§ **Document passage**:
····················

It may not feel like science wins often in court but it beat out activists last week.

Not only did science, and Science 2.0, win, it was a unanimous decision at the highest court in the land, the Supreme Court of the United States.  And the ruling dealt a serious blow to "sue and settle" agreements with trial lawyer groups, in this case Center for Biological Diversity, along with limiting the power of the federal government to bully and intimidate landowners.

The case was the Dusky Gopher Frog, and it had all the trappings of a conspiracy. Julia Roberts and Christian Bale would be starring in a movie about it right now had this been corporate tricks rather than the U.S. Fish and Wildlife Service. It involved gentlemen's agreements on how to settle a lawsuit so the Obama administration, under the oft-abused Chevron Deference decision of 1984, could legislate without that annoying Republican Congress getting in the way. It involved a secret consultant for the government, accountable to no one except its sole client, issuing a bizarre economic justification for moving the frog to another state, where it cannot survive and has not even been seen in my lifetime. It involved government threats against the landowners who were having their land seized. It even involved changing the species name so it would no longer be the Mississippi Gopher Frog - of Mississippi - but could instead be named the Dusky Gopher Frog and uprooted and moved to places in Louisiana where, government contended, the landowners would have to spend up to $34 million to tear down their forest and put up...another forest. And each frog had to have 60 acres of specially built new forest, all at the expense of the owners. This is a three-inch frog we are talking about.



It was a shocking abuse of power. It made the ridiculously broad Waters of the United States effort look minor by comparison.

Weyerhaeuser Company v. United States Fish and Wildlife Service, et. al. (827 F.3d 452; 848 F.3d 635) was a travesty of science and of justice. On the travesty of science there was little surprise. Center for Biological Diversity are trial lawyers who have never accepted any science that doesn't come with a check attached. Also no surprise was that Industrial Economics, Inc. - a name so vague and ridiculous it sounds like a CIA front - which somehow has 100 employees even though it does nothing but economic rationalizations for the federal government agreed with its client that Louisiana would be the perfect place for a Mississippi frog, over the place where it has actually lives for about a million years. 

The travesty of justice thankfully did not occur. The Supreme Court could have done nothing - and that would have made U.S. Fish and Wildlife the most powerful agency in America, literally a fourth branch of government. So after hearing about the issue I wrote out the details in articles, like I do, to codify my thoughts, and get help in logic from a very smart audience. Then I wrote an amicus brief and submitted it.

····················

§ **Questions on the material**:
[a] From the Dusky Gopher Frog article, copy the text from "It may not feel" up to and including "and intimidate landowners.".
[b] In the Dusky Gopher Frog article, how many acres of new forest did each frog have to have?

····················

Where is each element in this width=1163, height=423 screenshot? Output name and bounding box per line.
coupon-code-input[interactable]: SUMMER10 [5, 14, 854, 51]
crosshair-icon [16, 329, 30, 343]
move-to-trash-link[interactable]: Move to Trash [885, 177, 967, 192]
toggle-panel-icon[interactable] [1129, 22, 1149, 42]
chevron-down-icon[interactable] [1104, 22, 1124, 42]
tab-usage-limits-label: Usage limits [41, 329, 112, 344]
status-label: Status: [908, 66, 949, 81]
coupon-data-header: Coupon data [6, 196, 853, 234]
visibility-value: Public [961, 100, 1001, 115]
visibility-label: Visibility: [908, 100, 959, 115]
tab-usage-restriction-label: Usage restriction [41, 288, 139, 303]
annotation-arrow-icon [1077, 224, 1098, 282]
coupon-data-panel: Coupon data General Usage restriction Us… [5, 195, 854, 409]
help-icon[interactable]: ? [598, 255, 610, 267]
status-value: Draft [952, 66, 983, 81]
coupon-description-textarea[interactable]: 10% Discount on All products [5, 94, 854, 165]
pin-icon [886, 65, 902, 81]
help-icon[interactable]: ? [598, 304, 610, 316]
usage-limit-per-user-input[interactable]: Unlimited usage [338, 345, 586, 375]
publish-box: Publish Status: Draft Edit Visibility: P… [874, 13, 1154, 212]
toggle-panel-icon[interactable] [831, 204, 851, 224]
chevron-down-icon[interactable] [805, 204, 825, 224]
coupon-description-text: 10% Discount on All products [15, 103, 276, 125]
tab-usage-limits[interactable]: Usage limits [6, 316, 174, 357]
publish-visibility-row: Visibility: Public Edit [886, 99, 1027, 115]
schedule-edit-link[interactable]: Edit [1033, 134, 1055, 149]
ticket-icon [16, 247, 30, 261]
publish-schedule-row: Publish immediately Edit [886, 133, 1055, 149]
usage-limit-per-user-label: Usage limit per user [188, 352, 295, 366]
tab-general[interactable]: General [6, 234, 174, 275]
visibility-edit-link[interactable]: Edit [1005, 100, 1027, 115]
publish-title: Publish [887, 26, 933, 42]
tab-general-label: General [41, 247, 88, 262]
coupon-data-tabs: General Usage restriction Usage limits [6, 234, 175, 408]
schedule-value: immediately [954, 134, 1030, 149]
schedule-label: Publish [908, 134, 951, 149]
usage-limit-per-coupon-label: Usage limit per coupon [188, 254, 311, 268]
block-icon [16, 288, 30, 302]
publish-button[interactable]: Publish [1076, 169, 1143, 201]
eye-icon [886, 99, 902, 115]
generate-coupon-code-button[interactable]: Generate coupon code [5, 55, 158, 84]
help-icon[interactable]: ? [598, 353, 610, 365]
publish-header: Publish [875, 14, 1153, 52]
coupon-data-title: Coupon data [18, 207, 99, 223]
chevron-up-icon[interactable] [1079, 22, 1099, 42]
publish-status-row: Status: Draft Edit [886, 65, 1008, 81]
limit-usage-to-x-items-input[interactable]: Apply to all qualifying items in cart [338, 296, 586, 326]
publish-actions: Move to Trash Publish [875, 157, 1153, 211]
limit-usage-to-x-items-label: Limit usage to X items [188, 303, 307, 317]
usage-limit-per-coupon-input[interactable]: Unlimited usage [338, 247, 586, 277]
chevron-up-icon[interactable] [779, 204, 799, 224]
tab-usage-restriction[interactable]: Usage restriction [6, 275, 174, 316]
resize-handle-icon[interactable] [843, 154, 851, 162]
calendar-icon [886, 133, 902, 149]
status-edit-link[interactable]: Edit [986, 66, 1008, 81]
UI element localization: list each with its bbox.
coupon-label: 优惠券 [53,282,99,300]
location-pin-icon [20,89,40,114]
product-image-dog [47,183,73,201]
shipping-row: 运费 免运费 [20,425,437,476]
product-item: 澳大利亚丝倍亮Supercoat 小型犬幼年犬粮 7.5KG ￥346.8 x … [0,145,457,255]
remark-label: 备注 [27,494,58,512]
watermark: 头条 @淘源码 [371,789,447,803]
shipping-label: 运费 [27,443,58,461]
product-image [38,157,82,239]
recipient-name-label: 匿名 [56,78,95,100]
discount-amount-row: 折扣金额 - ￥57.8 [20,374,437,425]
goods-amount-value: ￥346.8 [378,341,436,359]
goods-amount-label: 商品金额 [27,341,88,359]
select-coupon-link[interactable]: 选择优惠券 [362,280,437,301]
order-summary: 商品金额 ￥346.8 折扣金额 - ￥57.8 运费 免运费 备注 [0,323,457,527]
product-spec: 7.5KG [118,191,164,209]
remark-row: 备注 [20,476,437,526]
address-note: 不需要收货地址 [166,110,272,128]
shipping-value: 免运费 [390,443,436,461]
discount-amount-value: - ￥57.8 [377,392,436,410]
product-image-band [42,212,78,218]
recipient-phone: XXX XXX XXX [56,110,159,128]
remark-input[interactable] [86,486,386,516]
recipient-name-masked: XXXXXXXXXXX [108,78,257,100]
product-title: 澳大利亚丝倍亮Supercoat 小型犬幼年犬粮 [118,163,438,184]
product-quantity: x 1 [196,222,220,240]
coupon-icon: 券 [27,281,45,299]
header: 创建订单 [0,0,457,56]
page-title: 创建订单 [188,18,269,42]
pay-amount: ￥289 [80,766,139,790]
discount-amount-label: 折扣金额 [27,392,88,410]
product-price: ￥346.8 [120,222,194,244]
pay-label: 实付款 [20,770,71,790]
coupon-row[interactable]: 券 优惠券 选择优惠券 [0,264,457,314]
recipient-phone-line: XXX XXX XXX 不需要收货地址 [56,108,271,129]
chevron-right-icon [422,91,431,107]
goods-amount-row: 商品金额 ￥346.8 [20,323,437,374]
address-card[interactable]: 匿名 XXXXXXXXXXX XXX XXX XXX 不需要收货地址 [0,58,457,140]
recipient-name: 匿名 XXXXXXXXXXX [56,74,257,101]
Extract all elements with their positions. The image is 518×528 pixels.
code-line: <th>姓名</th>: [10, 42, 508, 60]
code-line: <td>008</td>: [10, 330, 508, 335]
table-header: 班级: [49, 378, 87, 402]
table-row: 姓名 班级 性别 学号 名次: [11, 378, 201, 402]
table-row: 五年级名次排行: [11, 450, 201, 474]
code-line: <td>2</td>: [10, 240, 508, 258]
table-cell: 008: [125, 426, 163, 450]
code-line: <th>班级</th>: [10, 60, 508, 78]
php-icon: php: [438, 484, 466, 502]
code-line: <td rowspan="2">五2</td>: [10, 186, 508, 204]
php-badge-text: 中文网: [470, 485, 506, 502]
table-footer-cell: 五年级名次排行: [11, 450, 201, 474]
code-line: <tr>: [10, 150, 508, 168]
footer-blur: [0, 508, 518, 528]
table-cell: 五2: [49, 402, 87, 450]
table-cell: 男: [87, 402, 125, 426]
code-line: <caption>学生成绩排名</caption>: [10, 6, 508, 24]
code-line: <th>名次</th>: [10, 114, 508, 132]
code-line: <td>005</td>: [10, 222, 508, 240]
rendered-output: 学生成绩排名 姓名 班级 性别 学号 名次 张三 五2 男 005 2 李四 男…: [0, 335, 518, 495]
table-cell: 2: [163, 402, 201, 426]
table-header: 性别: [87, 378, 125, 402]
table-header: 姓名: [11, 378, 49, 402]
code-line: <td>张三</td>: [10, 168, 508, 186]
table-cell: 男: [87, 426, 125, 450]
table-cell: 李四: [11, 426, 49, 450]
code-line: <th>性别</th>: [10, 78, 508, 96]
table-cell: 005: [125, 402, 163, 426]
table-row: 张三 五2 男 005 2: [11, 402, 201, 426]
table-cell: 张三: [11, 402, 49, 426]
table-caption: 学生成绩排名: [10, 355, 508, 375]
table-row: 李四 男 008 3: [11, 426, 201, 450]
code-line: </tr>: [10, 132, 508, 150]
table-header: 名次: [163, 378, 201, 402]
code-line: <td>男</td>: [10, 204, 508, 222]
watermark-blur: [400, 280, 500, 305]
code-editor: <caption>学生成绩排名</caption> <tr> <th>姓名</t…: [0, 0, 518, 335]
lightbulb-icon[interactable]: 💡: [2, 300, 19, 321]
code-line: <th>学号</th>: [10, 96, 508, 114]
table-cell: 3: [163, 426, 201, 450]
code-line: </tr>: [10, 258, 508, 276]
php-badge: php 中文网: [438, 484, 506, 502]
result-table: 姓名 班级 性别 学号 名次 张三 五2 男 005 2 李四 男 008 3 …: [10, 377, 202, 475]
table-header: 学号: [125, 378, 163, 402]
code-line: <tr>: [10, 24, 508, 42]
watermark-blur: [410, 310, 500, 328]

····················

§ **Task-by-task answers**:
[a]
It may not feel like science wins often in court but it beat out activists last week.

Not only did science, and Science 2.0, win, it was a unanimous decision at the highest court in the land, the Supreme Court of the United States.  And the ruling dealt a serious blow to "sue and settle" agreements with trial lawyer groups, in this case Center for Biological Diversity, along with limiting the power of the federal government to bully and intimidate landowners.

[b] 60 acres of specially built new forest.